Description of the task: Please set down all the lines beneath this one exactly, without the pictures.

Data in this exercise:
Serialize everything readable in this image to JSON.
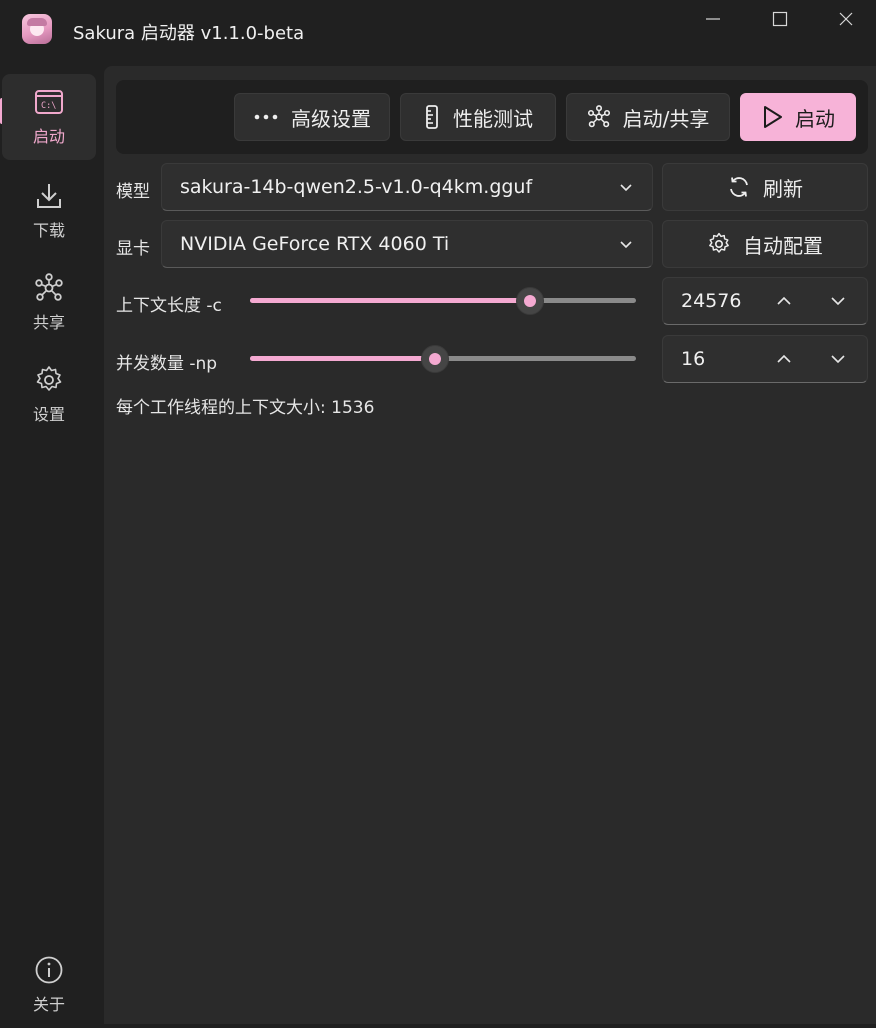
{
  "app": {
    "title": "Sakura 启动器 v1.1.0-beta"
  },
  "sidebar": {
    "items": [
      {
        "label": "启动",
        "icon": "terminal-icon",
        "active": true
      },
      {
        "label": "下载",
        "icon": "download-icon"
      },
      {
        "label": "共享",
        "icon": "network-icon"
      },
      {
        "label": "设置",
        "icon": "gear-icon"
      }
    ],
    "about": {
      "label": "关于",
      "icon": "info-icon"
    }
  },
  "toolbar": {
    "advanced_label": "高级设置",
    "benchmark_label": "性能测试",
    "start_share_label": "启动/共享",
    "start_label": "启动"
  },
  "form": {
    "model_label": "模型",
    "model_value": "sakura-14b-qwen2.5-v1.0-q4km.gguf",
    "refresh_label": "刷新",
    "gpu_label": "显卡",
    "gpu_value": "NVIDIA GeForce RTX 4060 Ti",
    "autoconfig_label": "自动配置",
    "context_label": "上下文长度 -c",
    "context_value": "24576",
    "context_slider_fraction": 0.725,
    "parallel_label": "并发数量 -np",
    "parallel_value": "16",
    "parallel_slider_fraction": 0.48,
    "per_thread_info": "每个工作线程的上下文大小: 1536"
  },
  "colors": {
    "accent": "#f4a9d1",
    "background": "#202020",
    "panel": "#2a2a2a"
  }
}
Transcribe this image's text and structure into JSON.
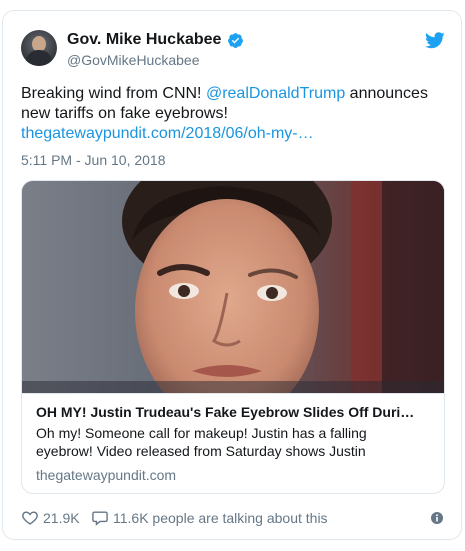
{
  "author": {
    "name": "Gov. Mike Huckabee",
    "handle": "@GovMikeHuckabee",
    "verified": true
  },
  "tweet": {
    "text_prefix": "Breaking wind from CNN!  ",
    "mention": "@realDonaldTrump",
    "text_suffix": " announces new tariffs on fake eyebrows!",
    "link": "thegatewaypundit.com/2018/06/oh-my-…",
    "timestamp": "5:11 PM - Jun 10, 2018"
  },
  "card": {
    "title": "OH MY! Justin Trudeau's Fake Eyebrow Slides Off Duri…",
    "description": "Oh my! Someone call for makeup! Justin has a falling eyebrow! Video released from Saturday shows Justin",
    "domain": "thegatewaypundit.com"
  },
  "footer": {
    "likes": "21.9K",
    "conversation": "11.6K people are talking about this"
  },
  "icons": {
    "brand": "twitter-bird-icon",
    "verified": "verified-badge-icon",
    "like": "heart-icon",
    "reply": "speech-bubble-icon",
    "info": "info-icon"
  },
  "colors": {
    "link": "#1b95e0",
    "secondary_text": "#657786",
    "border": "#e1e8ed",
    "twitter_blue": "#1da1f2"
  }
}
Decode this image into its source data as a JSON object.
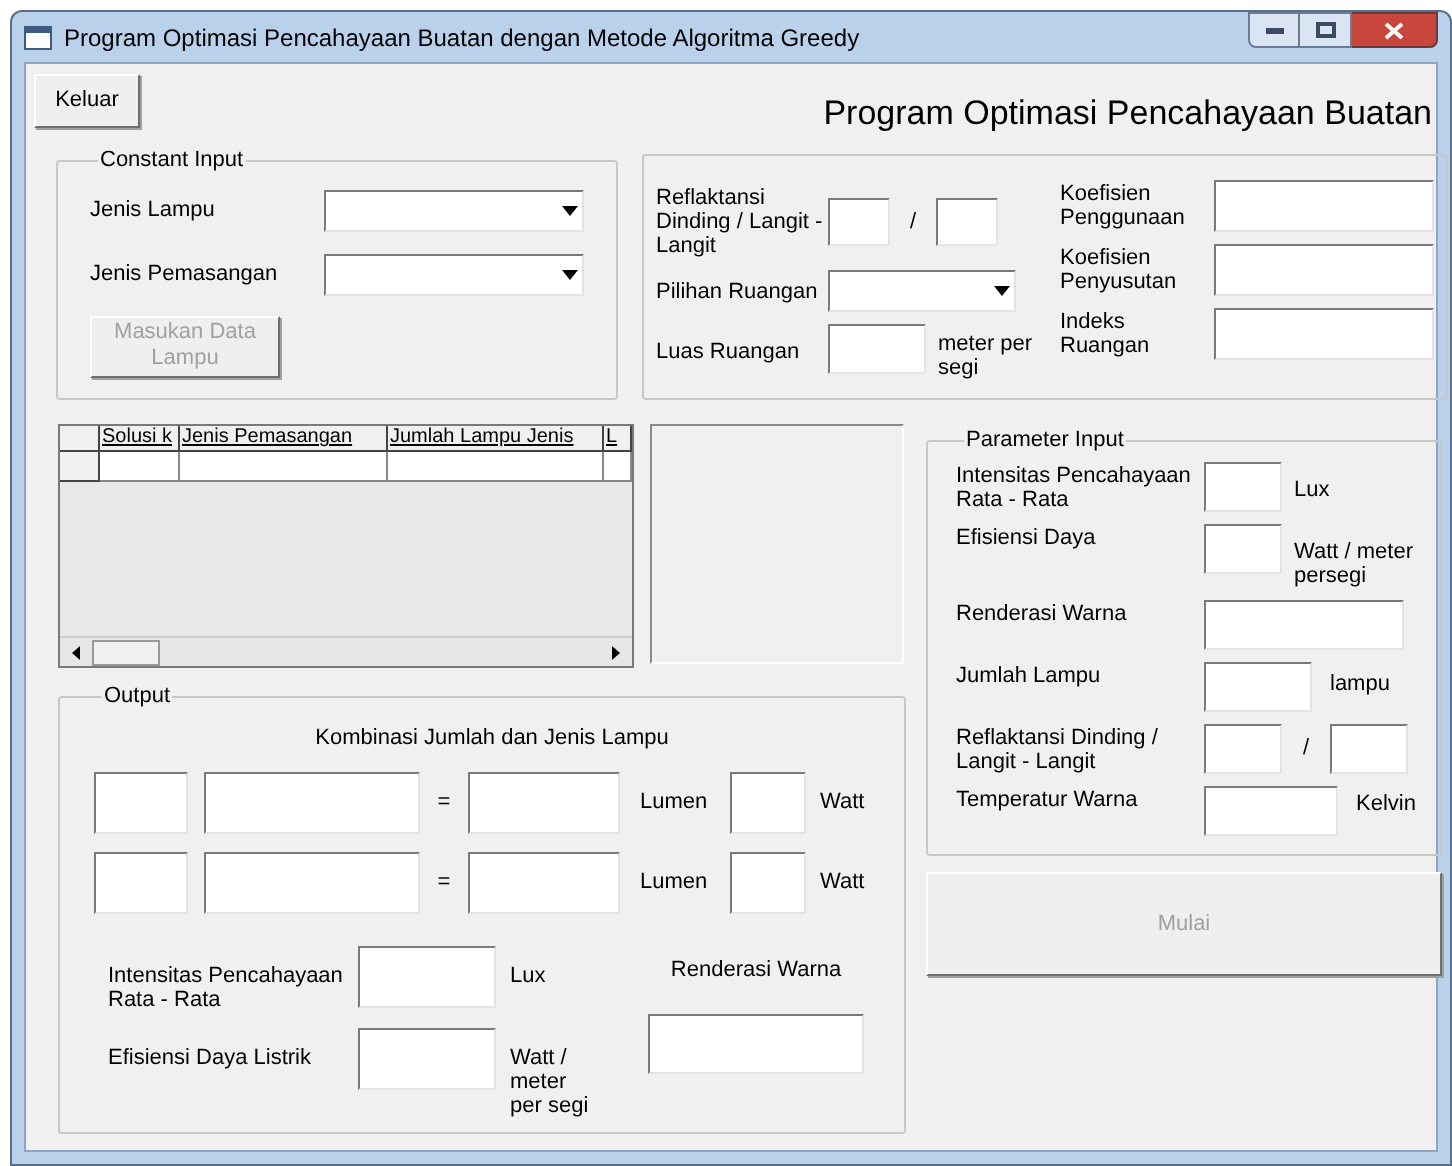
{
  "window": {
    "title": "Program Optimasi Pencahayaan Buatan dengan Metode Algoritma Greedy"
  },
  "exit_button": {
    "label": "Keluar",
    "disabled": false
  },
  "heading": "Program Optimasi Pencahayaan Buatan",
  "constant_input": {
    "title": "Constant Input",
    "fields": [
      {
        "label": "Jenis Lampu",
        "kind": "dropdown"
      },
      {
        "label": "Jenis Pemasangan",
        "kind": "dropdown"
      }
    ],
    "button": {
      "label": "Masukan Data Lampu",
      "disabled": true
    }
  },
  "room": {
    "left_fields": [
      {
        "label": "Reflaktansi Dinding / Langit - Langit",
        "kind": "ratio",
        "separator": "/"
      },
      {
        "label": "Pilihan Ruangan",
        "kind": "dropdown"
      },
      {
        "label": "Luas Ruangan",
        "kind": "text",
        "unit": "meter per segi"
      }
    ],
    "right_fields": [
      {
        "label": "Koefisien Penggunaan",
        "kind": "text"
      },
      {
        "label": "Koefisien Penyusutan",
        "kind": "text"
      },
      {
        "label": "Indeks Ruangan",
        "kind": "text"
      }
    ]
  },
  "solution_table": {
    "columns": [
      "Solusi k",
      "Jenis Pemasangan",
      "Jumlah Lampu Jenis",
      "L"
    ]
  },
  "parameter_input": {
    "title": "Parameter Input",
    "fields": [
      {
        "label": "Intensitas Pencahayaan Rata - Rata",
        "kind": "short",
        "unit": "Lux"
      },
      {
        "label": "Efisiensi Daya",
        "kind": "short",
        "unit": "Watt / meter persegi"
      },
      {
        "label": "Renderasi Warna",
        "kind": "wide"
      },
      {
        "label": "Jumlah Lampu",
        "kind": "medium",
        "unit": "lampu"
      },
      {
        "label": "Reflaktansi Dinding / Langit - Langit",
        "kind": "ratio",
        "separator": "/"
      },
      {
        "label": "Temperatur Warna",
        "kind": "long",
        "unit": "Kelvin"
      }
    ]
  },
  "start_button": {
    "label": "Mulai",
    "disabled": true
  },
  "output": {
    "title": "Output",
    "subtitle": "Kombinasi Jumlah dan Jenis Lampu",
    "rows": [
      {
        "operator": "=",
        "unit_1": "Lumen",
        "unit_2": "Watt"
      },
      {
        "operator": "=",
        "unit_1": "Lumen",
        "unit_2": "Watt"
      }
    ],
    "fields": [
      {
        "label": "Intensitas Pencahayaan Rata - Rata",
        "unit": "Lux"
      },
      {
        "label": "Efisiensi Daya Listrik",
        "unit": "Watt / meter per segi"
      }
    ],
    "color_rendering": {
      "label": "Renderasi Warna"
    }
  }
}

Answer for the task:
Serialize everything readable in this image to JSON.
{
  "app": {
    "title": "Sakura 启动器 v1.1.0-beta"
  },
  "sidebar": {
    "items": [
      {
        "label": "启动",
        "icon": "terminal-icon",
        "active": true
      },
      {
        "label": "下载",
        "icon": "download-icon"
      },
      {
        "label": "共享",
        "icon": "network-icon"
      },
      {
        "label": "设置",
        "icon": "gear-icon"
      }
    ],
    "about": {
      "label": "关于",
      "icon": "info-icon"
    }
  },
  "toolbar": {
    "advanced_label": "高级设置",
    "benchmark_label": "性能测试",
    "start_share_label": "启动/共享",
    "start_label": "启动"
  },
  "form": {
    "model_label": "模型",
    "model_value": "sakura-14b-qwen2.5-v1.0-q4km.gguf",
    "refresh_label": "刷新",
    "gpu_label": "显卡",
    "gpu_value": "NVIDIA GeForce RTX 4060 Ti",
    "autoconfig_label": "自动配置",
    "context_label": "上下文长度 -c",
    "context_value": "24576",
    "context_slider_fraction": 0.725,
    "parallel_label": "并发数量 -np",
    "parallel_value": "16",
    "parallel_slider_fraction": 0.48,
    "per_thread_info": "每个工作线程的上下文大小: 1536"
  },
  "colors": {
    "accent": "#f4a9d1",
    "background": "#202020",
    "panel": "#2a2a2a"
  }
}
Transcribe this image's text and structure into JSON.
{
  "author": {
    "name": "Gov. Mike Huckabee",
    "handle": "@GovMikeHuckabee",
    "verified": true
  },
  "tweet": {
    "text_prefix": "Breaking wind from CNN!  ",
    "mention": "@realDonaldTrump",
    "text_suffix": " announces new tariffs on fake eyebrows!",
    "link": "thegatewaypundit.com/2018/06/oh-my-…",
    "timestamp": "5:11 PM - Jun 10, 2018"
  },
  "card": {
    "title": "OH MY! Justin Trudeau's Fake Eyebrow Slides Off Duri…",
    "description": "Oh my! Someone call for makeup! Justin has a falling eyebrow! Video released from Saturday shows Justin",
    "domain": "thegatewaypundit.com"
  },
  "footer": {
    "likes": "21.9K",
    "conversation": "11.6K people are talking about this"
  },
  "icons": {
    "brand": "twitter-bird-icon",
    "verified": "verified-badge-icon",
    "like": "heart-icon",
    "reply": "speech-bubble-icon",
    "info": "info-icon"
  },
  "colors": {
    "link": "#1b95e0",
    "secondary_text": "#657786",
    "border": "#e1e8ed",
    "twitter_blue": "#1da1f2"
  }
}
Decode this image into its source data as a JSON object.
{
  "window": {
    "title": "Program Optimasi Pencahayaan Buatan dengan Metode Algoritma Greedy"
  },
  "exit_button": {
    "label": "Keluar",
    "disabled": false
  },
  "heading": "Program Optimasi Pencahayaan Buatan",
  "constant_input": {
    "title": "Constant Input",
    "fields": [
      {
        "label": "Jenis Lampu",
        "kind": "dropdown"
      },
      {
        "label": "Jenis Pemasangan",
        "kind": "dropdown"
      }
    ],
    "button": {
      "label": "Masukan Data Lampu",
      "disabled": true
    }
  },
  "room": {
    "left_fields": [
      {
        "label": "Reflaktansi Dinding / Langit - Langit",
        "kind": "ratio",
        "separator": "/"
      },
      {
        "label": "Pilihan Ruangan",
        "kind": "dropdown"
      },
      {
        "label": "Luas Ruangan",
        "kind": "text",
        "unit": "meter per segi"
      }
    ],
    "right_fields": [
      {
        "label": "Koefisien Penggunaan",
        "kind": "text"
      },
      {
        "label": "Koefisien Penyusutan",
        "kind": "text"
      },
      {
        "label": "Indeks Ruangan",
        "kind": "text"
      }
    ]
  },
  "solution_table": {
    "columns": [
      "Solusi k",
      "Jenis Pemasangan",
      "Jumlah Lampu Jenis",
      "L"
    ]
  },
  "parameter_input": {
    "title": "Parameter Input",
    "fields": [
      {
        "label": "Intensitas Pencahayaan Rata - Rata",
        "kind": "short",
        "unit": "Lux"
      },
      {
        "label": "Efisiensi Daya",
        "kind": "short",
        "unit": "Watt / meter persegi"
      },
      {
        "label": "Renderasi Warna",
        "kind": "wide"
      },
      {
        "label": "Jumlah Lampu",
        "kind": "medium",
        "unit": "lampu"
      },
      {
        "label": "Reflaktansi Dinding / Langit - Langit",
        "kind": "ratio",
        "separator": "/"
      },
      {
        "label": "Temperatur Warna",
        "kind": "long",
        "unit": "Kelvin"
      }
    ]
  },
  "start_button": {
    "label": "Mulai",
    "disabled": true
  },
  "output": {
    "title": "Output",
    "subtitle": "Kombinasi Jumlah dan Jenis Lampu",
    "rows": [
      {
        "operator": "=",
        "unit_1": "Lumen",
        "unit_2": "Watt"
      },
      {
        "operator": "=",
        "unit_1": "Lumen",
        "unit_2": "Watt"
      }
    ],
    "fields": [
      {
        "label": "Intensitas Pencahayaan Rata - Rata",
        "unit": "Lux"
      },
      {
        "label": "Efisiensi Daya Listrik",
        "unit": "Watt / meter per segi"
      }
    ],
    "color_rendering": {
      "label": "Renderasi Warna"
    }
  }
}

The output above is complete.